## START
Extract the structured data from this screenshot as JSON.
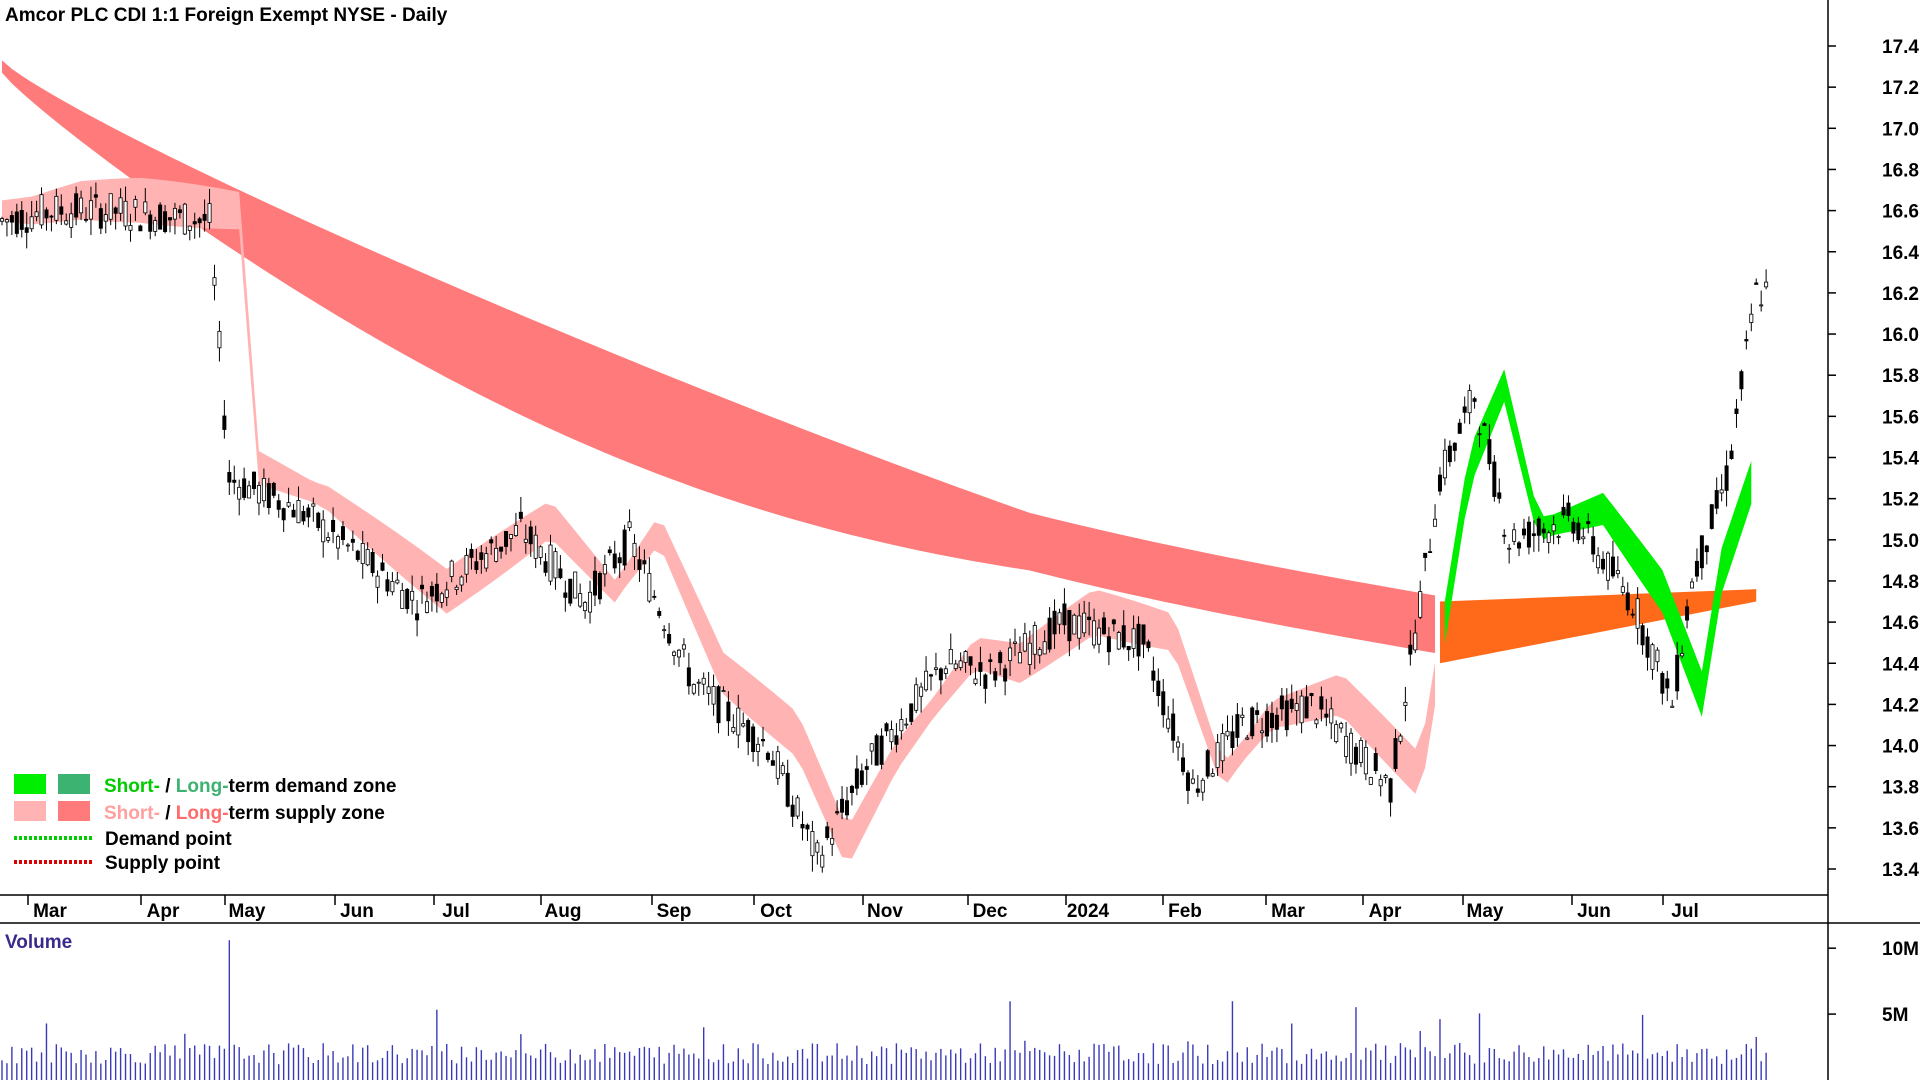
{
  "title": "Amcor PLC CDI 1:1 Foreign Exempt NYSE - Daily",
  "volume_title": "Volume",
  "colors": {
    "background": "#ffffff",
    "short_demand": "#00ee00",
    "long_demand": "#3cb371",
    "short_supply": "#ffb3b3",
    "long_supply": "#ff7a7a",
    "crossover": "#ff6a1a",
    "volume_bar": "#3a3ab8",
    "demand_point": "#00cc00",
    "supply_point": "#dd0000"
  },
  "legend": {
    "zone_demand": {
      "short": "Short-",
      "sep": " / ",
      "long": "Long-",
      "rest": "term demand zone"
    },
    "zone_supply": {
      "short": "Short-",
      "sep": " / ",
      "long": "Long-",
      "rest": "term supply zone"
    },
    "demand_point": "Demand point",
    "supply_point": "Supply point"
  },
  "chart_data": {
    "type": "candlestick",
    "title": "Amcor PLC CDI 1:1 Foreign Exempt NYSE - Daily",
    "price_axis": {
      "position": "right",
      "ylim": [
        13.25,
        17.6
      ],
      "ticks": [
        "13.4",
        "13.6",
        "13.8",
        "14.0",
        "14.2",
        "14.4",
        "14.6",
        "14.8",
        "15.0",
        "15.2",
        "15.4",
        "15.6",
        "15.8",
        "16.0",
        "16.2",
        "16.4",
        "16.6",
        "16.8",
        "17.0",
        "17.2",
        "17.4"
      ]
    },
    "time_axis": {
      "labels": [
        "Mar",
        "Apr",
        "May",
        "Jun",
        "Jul",
        "Aug",
        "Sep",
        "Oct",
        "Nov",
        "Dec",
        "2024",
        "Feb",
        "Mar",
        "Apr",
        "May",
        "Jun",
        "Jul"
      ],
      "label_index": [
        0,
        22,
        42,
        64,
        84,
        105,
        127,
        148,
        170,
        191,
        210,
        231,
        251,
        270,
        291,
        313,
        332
      ]
    },
    "volume_axis": {
      "ticks": [
        "5M",
        "10M"
      ],
      "ylim": [
        0,
        11000000
      ]
    },
    "legend_position": "bottom-left",
    "key_prices": [
      {
        "date": "Mar",
        "close": 16.5
      },
      {
        "date": "May",
        "close": 15.2
      },
      {
        "date": "Aug",
        "close": 15.1
      },
      {
        "date": "Oct",
        "close": 13.4
      },
      {
        "date": "Dec",
        "close": 14.6
      },
      {
        "date": "Feb",
        "close": 14.5
      },
      {
        "date": "Apr",
        "close": 13.8
      },
      {
        "date": "May",
        "close": 15.7
      },
      {
        "date": "Jul",
        "close": 14.2
      },
      {
        "date": "Jul",
        "close": 16.2
      }
    ],
    "series": [
      {
        "name": "Short-term supply zone",
        "color": "#ffb3b3"
      },
      {
        "name": "Long-term supply zone",
        "color": "#ff7a7a"
      },
      {
        "name": "Short-term demand zone",
        "color": "#00ee00"
      },
      {
        "name": "Long-term demand zone",
        "color": "#3cb371"
      }
    ]
  }
}
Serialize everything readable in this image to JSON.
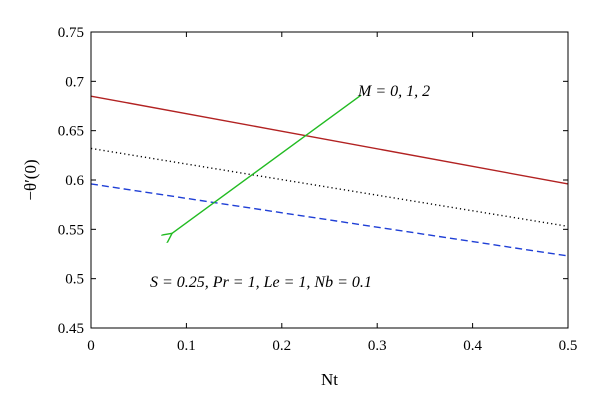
{
  "chart_data": {
    "type": "line",
    "xlabel": "Nt",
    "ylabel": "−θ′(0)",
    "xlim": [
      0,
      0.5
    ],
    "ylim": [
      0.45,
      0.75
    ],
    "xticks": [
      0,
      0.1,
      0.2,
      0.3,
      0.4,
      0.5
    ],
    "xtick_labels": [
      "0",
      "0.1",
      "0.2",
      "0.3",
      "0.4",
      "0.5"
    ],
    "yticks": [
      0.45,
      0.5,
      0.55,
      0.6,
      0.65,
      0.7,
      0.75
    ],
    "ytick_labels": [
      "0.45",
      "0.5",
      "0.55",
      "0.6",
      "0.65",
      "0.7",
      "0.75"
    ],
    "grid": false,
    "x": [
      0,
      0.5
    ],
    "series": [
      {
        "values": [
          0.685,
          0.596
        ],
        "color": "#b22222",
        "style": "solid"
      },
      {
        "values": [
          0.632,
          0.553
        ],
        "color": "#000000",
        "style": "dotted"
      },
      {
        "values": [
          0.596,
          0.523
        ],
        "color": "#1f3fd6",
        "style": "dashed"
      }
    ],
    "arrow": {
      "from": [
        0.283,
        0.686
      ],
      "to": [
        0.085,
        0.546
      ],
      "color": "#22bb22"
    },
    "annotations": {
      "m_label": "M = 0, 1, 2",
      "params_label": "S = 0.25, Pr = 1, Le = 1, Nb = 0.1"
    }
  }
}
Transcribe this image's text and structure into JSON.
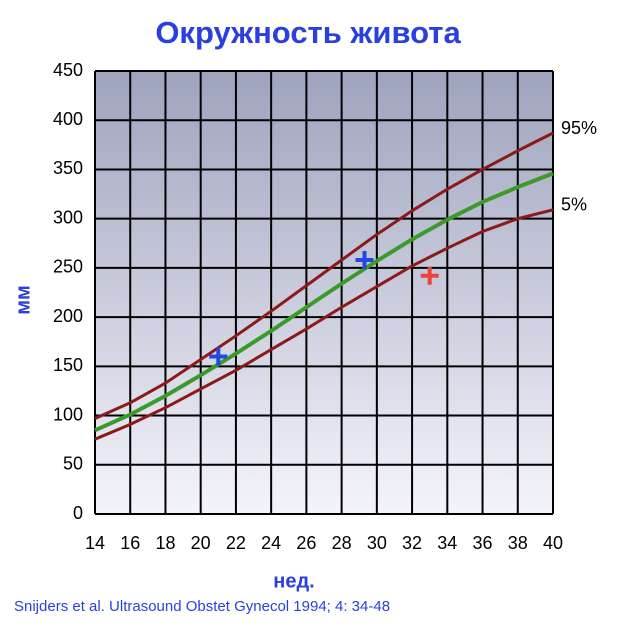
{
  "chart_data": {
    "type": "line",
    "title": "Окружность живота",
    "xlabel": "нед.",
    "ylabel": "мм",
    "source": "Snijders et al. Ultrasound Obstet Gynecol 1994; 4: 34-48",
    "x": [
      14,
      16,
      18,
      20,
      22,
      24,
      26,
      28,
      30,
      32,
      34,
      36,
      38,
      40
    ],
    "series": [
      {
        "name": "95%",
        "color": "#8b1a1a",
        "values": [
          97,
          113,
          133,
          157,
          181,
          206,
          232,
          258,
          284,
          308,
          330,
          350,
          369,
          387
        ]
      },
      {
        "color": "#3c9a2a",
        "values": [
          85,
          101,
          120,
          141,
          163,
          186,
          210,
          234,
          257,
          279,
          299,
          317,
          332,
          346
        ]
      },
      {
        "name": "5%",
        "color": "#8b1a1a",
        "values": [
          76,
          91,
          108,
          127,
          146,
          167,
          188,
          210,
          231,
          252,
          270,
          287,
          300,
          309
        ]
      }
    ],
    "markers": [
      {
        "x": 21,
        "y": 160,
        "color": "#2347e0"
      },
      {
        "x": 29.3,
        "y": 258,
        "color": "#2347e0"
      },
      {
        "x": 33,
        "y": 242,
        "color": "#e8463a"
      }
    ],
    "xlim": [
      14,
      40
    ],
    "xticks": [
      14,
      16,
      18,
      20,
      22,
      24,
      26,
      28,
      30,
      32,
      34,
      36,
      38,
      40
    ],
    "ylim": [
      0,
      450
    ],
    "yticks": [
      0,
      50,
      100,
      150,
      200,
      250,
      300,
      350,
      400,
      450
    ],
    "grid": true
  }
}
## END
■ Description of the task
Leaving aside the images, write out the entries above word for word.

■ Solution
Extract the structured data from this screenshot as JSON.
{
  "title": "Amcor PLC CDI 1:1 Foreign Exempt NYSE - Daily",
  "volume_title": "Volume",
  "colors": {
    "background": "#ffffff",
    "short_demand": "#00ee00",
    "long_demand": "#3cb371",
    "short_supply": "#ffb3b3",
    "long_supply": "#ff7a7a",
    "crossover": "#ff6a1a",
    "volume_bar": "#3a3ab8",
    "demand_point": "#00cc00",
    "supply_point": "#dd0000"
  },
  "legend": {
    "zone_demand": {
      "short": "Short-",
      "sep": " / ",
      "long": "Long-",
      "rest": "term demand zone"
    },
    "zone_supply": {
      "short": "Short-",
      "sep": " / ",
      "long": "Long-",
      "rest": "term supply zone"
    },
    "demand_point": "Demand point",
    "supply_point": "Supply point"
  },
  "chart_data": {
    "type": "candlestick",
    "title": "Amcor PLC CDI 1:1 Foreign Exempt NYSE - Daily",
    "price_axis": {
      "position": "right",
      "ylim": [
        13.25,
        17.6
      ],
      "ticks": [
        "13.4",
        "13.6",
        "13.8",
        "14.0",
        "14.2",
        "14.4",
        "14.6",
        "14.8",
        "15.0",
        "15.2",
        "15.4",
        "15.6",
        "15.8",
        "16.0",
        "16.2",
        "16.4",
        "16.6",
        "16.8",
        "17.0",
        "17.2",
        "17.4"
      ]
    },
    "time_axis": {
      "labels": [
        "Mar",
        "Apr",
        "May",
        "Jun",
        "Jul",
        "Aug",
        "Sep",
        "Oct",
        "Nov",
        "Dec",
        "2024",
        "Feb",
        "Mar",
        "Apr",
        "May",
        "Jun",
        "Jul"
      ],
      "label_index": [
        0,
        22,
        42,
        64,
        84,
        105,
        127,
        148,
        170,
        191,
        210,
        231,
        251,
        270,
        291,
        313,
        332
      ]
    },
    "volume_axis": {
      "ticks": [
        "5M",
        "10M"
      ],
      "ylim": [
        0,
        11000000
      ]
    },
    "legend_position": "bottom-left",
    "key_prices": [
      {
        "date": "Mar",
        "close": 16.5
      },
      {
        "date": "May",
        "close": 15.2
      },
      {
        "date": "Aug",
        "close": 15.1
      },
      {
        "date": "Oct",
        "close": 13.4
      },
      {
        "date": "Dec",
        "close": 14.6
      },
      {
        "date": "Feb",
        "close": 14.5
      },
      {
        "date": "Apr",
        "close": 13.8
      },
      {
        "date": "May",
        "close": 15.7
      },
      {
        "date": "Jul",
        "close": 14.2
      },
      {
        "date": "Jul",
        "close": 16.2
      }
    ],
    "series": [
      {
        "name": "Short-term supply zone",
        "color": "#ffb3b3"
      },
      {
        "name": "Long-term supply zone",
        "color": "#ff7a7a"
      },
      {
        "name": "Short-term demand zone",
        "color": "#00ee00"
      },
      {
        "name": "Long-term demand zone",
        "color": "#3cb371"
      }
    ]
  }
}
Serialize everything readable in this image to JSON.
{
  "chart_data": {
    "type": "line",
    "xlabel": "Nt",
    "ylabel": "−θ′(0)",
    "xlim": [
      0,
      0.5
    ],
    "ylim": [
      0.45,
      0.75
    ],
    "xticks": [
      0,
      0.1,
      0.2,
      0.3,
      0.4,
      0.5
    ],
    "xtick_labels": [
      "0",
      "0.1",
      "0.2",
      "0.3",
      "0.4",
      "0.5"
    ],
    "yticks": [
      0.45,
      0.5,
      0.55,
      0.6,
      0.65,
      0.7,
      0.75
    ],
    "ytick_labels": [
      "0.45",
      "0.5",
      "0.55",
      "0.6",
      "0.65",
      "0.7",
      "0.75"
    ],
    "grid": false,
    "x": [
      0,
      0.5
    ],
    "series": [
      {
        "values": [
          0.685,
          0.596
        ],
        "color": "#b22222",
        "style": "solid"
      },
      {
        "values": [
          0.632,
          0.553
        ],
        "color": "#000000",
        "style": "dotted"
      },
      {
        "values": [
          0.596,
          0.523
        ],
        "color": "#1f3fd6",
        "style": "dashed"
      }
    ],
    "arrow": {
      "from": [
        0.283,
        0.686
      ],
      "to": [
        0.085,
        0.546
      ],
      "color": "#22bb22"
    },
    "annotations": {
      "m_label": "M = 0, 1, 2",
      "params_label": "S = 0.25, Pr = 1, Le = 1, Nb = 0.1"
    }
  }
}
Transcribe this image's text and structure into JSON.
{
  "chart_data": {
    "type": "line",
    "title": "Окружность живота",
    "xlabel": "нед.",
    "ylabel": "мм",
    "source": "Snijders et al. Ultrasound Obstet Gynecol 1994; 4: 34-48",
    "x": [
      14,
      16,
      18,
      20,
      22,
      24,
      26,
      28,
      30,
      32,
      34,
      36,
      38,
      40
    ],
    "series": [
      {
        "name": "95%",
        "color": "#8b1a1a",
        "values": [
          97,
          113,
          133,
          157,
          181,
          206,
          232,
          258,
          284,
          308,
          330,
          350,
          369,
          387
        ]
      },
      {
        "color": "#3c9a2a",
        "values": [
          85,
          101,
          120,
          141,
          163,
          186,
          210,
          234,
          257,
          279,
          299,
          317,
          332,
          346
        ]
      },
      {
        "name": "5%",
        "color": "#8b1a1a",
        "values": [
          76,
          91,
          108,
          127,
          146,
          167,
          188,
          210,
          231,
          252,
          270,
          287,
          300,
          309
        ]
      }
    ],
    "markers": [
      {
        "x": 21,
        "y": 160,
        "color": "#2347e0"
      },
      {
        "x": 29.3,
        "y": 258,
        "color": "#2347e0"
      },
      {
        "x": 33,
        "y": 242,
        "color": "#e8463a"
      }
    ],
    "xlim": [
      14,
      40
    ],
    "xticks": [
      14,
      16,
      18,
      20,
      22,
      24,
      26,
      28,
      30,
      32,
      34,
      36,
      38,
      40
    ],
    "ylim": [
      0,
      450
    ],
    "yticks": [
      0,
      50,
      100,
      150,
      200,
      250,
      300,
      350,
      400,
      450
    ],
    "grid": true
  }
}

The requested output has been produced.